_Supplied material_:
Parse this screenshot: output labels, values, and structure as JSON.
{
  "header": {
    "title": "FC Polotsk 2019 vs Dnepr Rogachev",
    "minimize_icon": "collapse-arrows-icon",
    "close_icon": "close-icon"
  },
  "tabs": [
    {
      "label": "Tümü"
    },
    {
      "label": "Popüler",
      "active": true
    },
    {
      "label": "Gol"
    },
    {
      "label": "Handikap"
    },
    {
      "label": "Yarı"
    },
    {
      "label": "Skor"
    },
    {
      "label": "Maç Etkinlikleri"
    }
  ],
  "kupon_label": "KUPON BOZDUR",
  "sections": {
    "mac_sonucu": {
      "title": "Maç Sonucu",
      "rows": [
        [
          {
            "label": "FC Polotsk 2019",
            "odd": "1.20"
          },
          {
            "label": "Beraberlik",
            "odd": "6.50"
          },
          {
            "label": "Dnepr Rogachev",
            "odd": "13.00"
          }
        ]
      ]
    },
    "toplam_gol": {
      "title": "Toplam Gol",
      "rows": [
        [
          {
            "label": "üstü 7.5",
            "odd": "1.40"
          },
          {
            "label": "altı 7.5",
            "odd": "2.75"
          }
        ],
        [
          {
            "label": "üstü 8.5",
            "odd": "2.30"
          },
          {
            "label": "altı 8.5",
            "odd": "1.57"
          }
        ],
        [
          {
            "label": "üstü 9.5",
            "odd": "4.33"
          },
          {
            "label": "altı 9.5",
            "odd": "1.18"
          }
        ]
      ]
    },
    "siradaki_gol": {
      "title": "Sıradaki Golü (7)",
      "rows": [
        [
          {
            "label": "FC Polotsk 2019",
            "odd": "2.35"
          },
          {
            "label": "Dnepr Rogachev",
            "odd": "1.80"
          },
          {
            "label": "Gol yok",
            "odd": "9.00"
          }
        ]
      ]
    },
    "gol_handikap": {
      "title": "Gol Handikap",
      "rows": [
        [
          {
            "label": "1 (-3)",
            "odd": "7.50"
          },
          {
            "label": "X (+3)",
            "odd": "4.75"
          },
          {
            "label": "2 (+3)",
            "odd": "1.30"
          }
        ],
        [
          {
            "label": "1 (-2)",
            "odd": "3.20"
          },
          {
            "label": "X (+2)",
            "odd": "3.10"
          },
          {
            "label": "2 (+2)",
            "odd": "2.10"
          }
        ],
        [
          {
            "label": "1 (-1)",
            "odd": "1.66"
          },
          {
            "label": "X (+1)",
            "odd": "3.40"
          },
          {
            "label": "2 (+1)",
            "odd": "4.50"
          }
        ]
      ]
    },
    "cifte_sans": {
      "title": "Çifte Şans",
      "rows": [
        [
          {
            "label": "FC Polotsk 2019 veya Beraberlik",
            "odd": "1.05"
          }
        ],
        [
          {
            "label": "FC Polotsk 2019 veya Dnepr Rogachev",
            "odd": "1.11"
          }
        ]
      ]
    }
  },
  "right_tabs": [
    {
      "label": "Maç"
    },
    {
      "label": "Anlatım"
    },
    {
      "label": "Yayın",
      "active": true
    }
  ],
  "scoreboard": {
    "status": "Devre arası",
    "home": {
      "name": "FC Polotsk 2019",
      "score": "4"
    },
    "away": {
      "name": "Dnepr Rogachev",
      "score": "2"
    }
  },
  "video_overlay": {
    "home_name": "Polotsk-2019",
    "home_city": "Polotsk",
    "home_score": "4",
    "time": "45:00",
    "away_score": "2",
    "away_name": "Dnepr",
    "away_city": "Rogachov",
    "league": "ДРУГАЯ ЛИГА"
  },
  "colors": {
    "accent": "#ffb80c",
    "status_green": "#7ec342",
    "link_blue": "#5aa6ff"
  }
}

_Goal_:
Scan the material line by line and report each one that contains "Dnepr".

_Response to the exercise_:
    "title": "FC Polotsk 2019 vs Dnepr Rogachev",
            "label": "Dnepr Rogachev",
            "label": "Dnepr Rogachev",
            "label": "FC Polotsk 2019 veya Dnepr Rogachev",
      "name": "Dnepr Rogachev",
    "away_name": "Dnepr",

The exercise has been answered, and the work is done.